--- start Given records ---
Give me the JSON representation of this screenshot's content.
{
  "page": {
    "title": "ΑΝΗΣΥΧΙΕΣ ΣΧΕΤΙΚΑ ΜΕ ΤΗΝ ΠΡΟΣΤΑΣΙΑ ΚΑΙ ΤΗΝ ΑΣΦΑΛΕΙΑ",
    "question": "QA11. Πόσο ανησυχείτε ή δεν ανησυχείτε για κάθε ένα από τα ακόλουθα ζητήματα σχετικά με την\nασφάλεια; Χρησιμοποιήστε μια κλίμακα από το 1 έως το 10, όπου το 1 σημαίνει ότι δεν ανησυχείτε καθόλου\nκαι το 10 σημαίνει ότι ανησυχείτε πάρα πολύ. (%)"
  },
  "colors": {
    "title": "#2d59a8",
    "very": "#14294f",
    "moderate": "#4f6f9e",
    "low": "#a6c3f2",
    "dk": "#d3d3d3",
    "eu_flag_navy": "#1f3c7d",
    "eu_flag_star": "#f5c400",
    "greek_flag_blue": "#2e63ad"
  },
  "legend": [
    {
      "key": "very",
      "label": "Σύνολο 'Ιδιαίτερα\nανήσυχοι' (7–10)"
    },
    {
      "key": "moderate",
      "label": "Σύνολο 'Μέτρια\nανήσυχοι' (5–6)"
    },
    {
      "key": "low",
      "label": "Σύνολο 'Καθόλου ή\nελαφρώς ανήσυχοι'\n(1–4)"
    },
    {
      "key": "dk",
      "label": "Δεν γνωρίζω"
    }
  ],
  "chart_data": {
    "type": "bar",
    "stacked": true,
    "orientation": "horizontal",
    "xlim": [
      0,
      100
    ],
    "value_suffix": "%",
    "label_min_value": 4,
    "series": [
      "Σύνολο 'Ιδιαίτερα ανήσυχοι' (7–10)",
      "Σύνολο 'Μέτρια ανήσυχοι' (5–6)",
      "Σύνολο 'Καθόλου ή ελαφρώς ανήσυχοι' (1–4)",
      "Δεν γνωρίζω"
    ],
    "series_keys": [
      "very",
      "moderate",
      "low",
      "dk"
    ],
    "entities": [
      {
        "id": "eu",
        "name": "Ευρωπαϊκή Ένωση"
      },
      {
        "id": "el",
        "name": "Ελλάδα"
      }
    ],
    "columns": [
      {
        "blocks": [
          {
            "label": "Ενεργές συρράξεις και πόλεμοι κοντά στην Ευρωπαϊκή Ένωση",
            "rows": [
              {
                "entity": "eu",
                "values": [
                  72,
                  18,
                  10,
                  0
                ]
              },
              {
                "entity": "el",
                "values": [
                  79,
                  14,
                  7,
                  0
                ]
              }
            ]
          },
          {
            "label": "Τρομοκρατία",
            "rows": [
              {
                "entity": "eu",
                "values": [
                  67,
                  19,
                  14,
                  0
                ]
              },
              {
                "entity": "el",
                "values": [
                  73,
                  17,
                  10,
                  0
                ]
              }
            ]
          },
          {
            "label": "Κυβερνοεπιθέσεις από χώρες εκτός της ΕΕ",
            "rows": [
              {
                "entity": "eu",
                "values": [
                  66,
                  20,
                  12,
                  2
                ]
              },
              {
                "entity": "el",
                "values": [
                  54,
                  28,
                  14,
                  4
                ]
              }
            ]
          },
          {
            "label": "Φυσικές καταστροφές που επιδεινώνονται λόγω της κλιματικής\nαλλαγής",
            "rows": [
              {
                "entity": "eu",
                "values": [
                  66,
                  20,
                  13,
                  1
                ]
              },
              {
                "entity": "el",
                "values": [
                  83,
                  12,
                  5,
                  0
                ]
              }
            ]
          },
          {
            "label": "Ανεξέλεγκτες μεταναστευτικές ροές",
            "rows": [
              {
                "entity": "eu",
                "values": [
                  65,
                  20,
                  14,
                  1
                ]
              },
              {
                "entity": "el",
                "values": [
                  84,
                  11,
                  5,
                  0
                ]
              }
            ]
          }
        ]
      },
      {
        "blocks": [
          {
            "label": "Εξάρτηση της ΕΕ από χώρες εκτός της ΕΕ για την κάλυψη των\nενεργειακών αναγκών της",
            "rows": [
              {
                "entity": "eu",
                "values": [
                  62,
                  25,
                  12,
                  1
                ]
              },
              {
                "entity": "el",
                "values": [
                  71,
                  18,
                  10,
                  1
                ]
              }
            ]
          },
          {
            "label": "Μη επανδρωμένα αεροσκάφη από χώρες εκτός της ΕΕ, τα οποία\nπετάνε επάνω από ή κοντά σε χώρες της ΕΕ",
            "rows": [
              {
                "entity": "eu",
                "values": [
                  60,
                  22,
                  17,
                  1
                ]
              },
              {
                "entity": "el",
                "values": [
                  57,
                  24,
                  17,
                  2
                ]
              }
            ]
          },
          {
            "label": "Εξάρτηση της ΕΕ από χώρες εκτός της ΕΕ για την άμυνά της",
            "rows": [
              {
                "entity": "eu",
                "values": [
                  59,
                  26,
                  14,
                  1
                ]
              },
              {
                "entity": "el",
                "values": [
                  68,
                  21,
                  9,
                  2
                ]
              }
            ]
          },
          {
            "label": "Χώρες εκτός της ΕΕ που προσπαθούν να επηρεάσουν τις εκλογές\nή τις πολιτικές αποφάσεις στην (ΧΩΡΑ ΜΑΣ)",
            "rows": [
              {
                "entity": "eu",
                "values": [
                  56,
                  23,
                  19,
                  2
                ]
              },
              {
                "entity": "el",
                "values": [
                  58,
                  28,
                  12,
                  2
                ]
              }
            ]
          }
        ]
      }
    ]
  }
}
--- end Given records ---
> [Given exercise]: Pull out all lines of the data with the string "Ένωση".

> [Exercise output]:
        "name": "Ευρωπαϊκή Ένωση"
            "label": "Ενεργές συρράξεις και πόλεμοι κοντά στην Ευρωπαϊκή Ένωση",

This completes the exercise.